Return each line of the listing below, unchanged, and omit the images.

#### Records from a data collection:
----

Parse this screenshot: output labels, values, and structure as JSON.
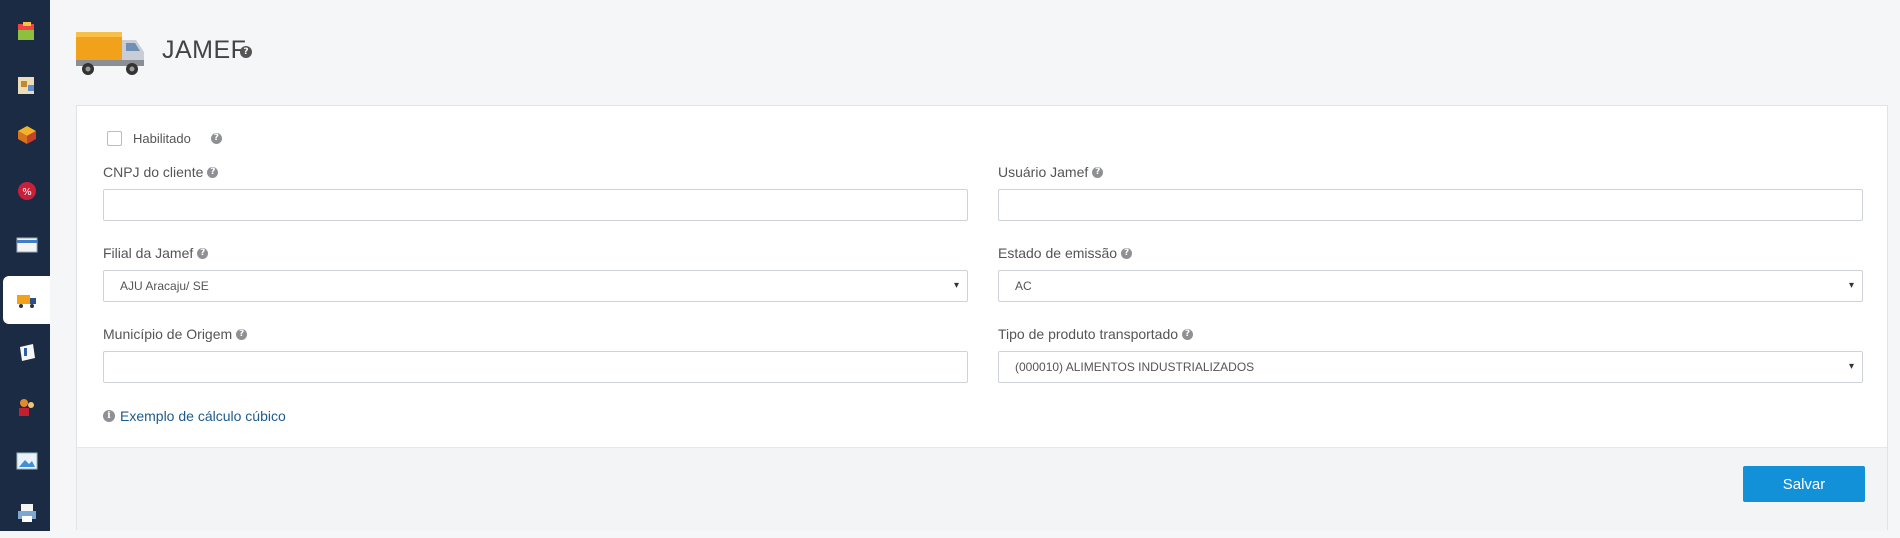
{
  "header": {
    "title": "JAMEF",
    "logo_icon": "truck-icon",
    "help_glyph": "?"
  },
  "sidebar": {
    "items": [
      {
        "icon": "box-icon"
      },
      {
        "icon": "products-icon"
      },
      {
        "icon": "package-icon"
      },
      {
        "icon": "discount-icon"
      },
      {
        "icon": "card-icon"
      },
      {
        "icon": "truck-icon",
        "active": true
      },
      {
        "icon": "document-icon"
      },
      {
        "icon": "users-icon"
      },
      {
        "icon": "image-icon"
      },
      {
        "icon": "print-icon"
      }
    ]
  },
  "form": {
    "enabled_label": "Habilitado",
    "enabled_checked": false,
    "cnpj_label": "CNPJ do cliente",
    "cnpj_value": "",
    "user_label": "Usuário Jamef",
    "user_value": "",
    "branch_label": "Filial da Jamef",
    "branch_value": "AJU Aracaju/ SE",
    "state_label": "Estado de emissão",
    "state_value": "AC",
    "city_label": "Município de Origem",
    "city_value": "",
    "product_label": "Tipo de produto transportado",
    "product_value": "(000010) ALIMENTOS INDUSTRIALIZADOS",
    "example_link": "Exemplo de cálculo cúbico",
    "info_glyph": "i",
    "select_arrow": "▾"
  },
  "footer": {
    "save_label": "Salvar"
  },
  "colors": {
    "sidebar": "#1b2b44",
    "primary": "#1391d8",
    "link": "#1e5a8c"
  }
}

----

#### EXERCISE OUTPUT:
Parse this screenshot: output labels, values, and structure as JSON.
{
  "header": {
    "title": "JAMEF",
    "logo_icon": "truck-icon",
    "help_glyph": "?"
  },
  "sidebar": {
    "items": [
      {
        "icon": "box-icon"
      },
      {
        "icon": "products-icon"
      },
      {
        "icon": "package-icon"
      },
      {
        "icon": "discount-icon"
      },
      {
        "icon": "card-icon"
      },
      {
        "icon": "truck-icon",
        "active": true
      },
      {
        "icon": "document-icon"
      },
      {
        "icon": "users-icon"
      },
      {
        "icon": "image-icon"
      },
      {
        "icon": "print-icon"
      }
    ]
  },
  "form": {
    "enabled_label": "Habilitado",
    "enabled_checked": false,
    "cnpj_label": "CNPJ do cliente",
    "cnpj_value": "",
    "user_label": "Usuário Jamef",
    "user_value": "",
    "branch_label": "Filial da Jamef",
    "branch_value": "AJU Aracaju/ SE",
    "state_label": "Estado de emissão",
    "state_value": "AC",
    "city_label": "Município de Origem",
    "city_value": "",
    "product_label": "Tipo de produto transportado",
    "product_value": "(000010) ALIMENTOS INDUSTRIALIZADOS",
    "example_link": "Exemplo de cálculo cúbico",
    "info_glyph": "i",
    "select_arrow": "▾"
  },
  "footer": {
    "save_label": "Salvar"
  },
  "colors": {
    "sidebar": "#1b2b44",
    "primary": "#1391d8",
    "link": "#1e5a8c"
  }
}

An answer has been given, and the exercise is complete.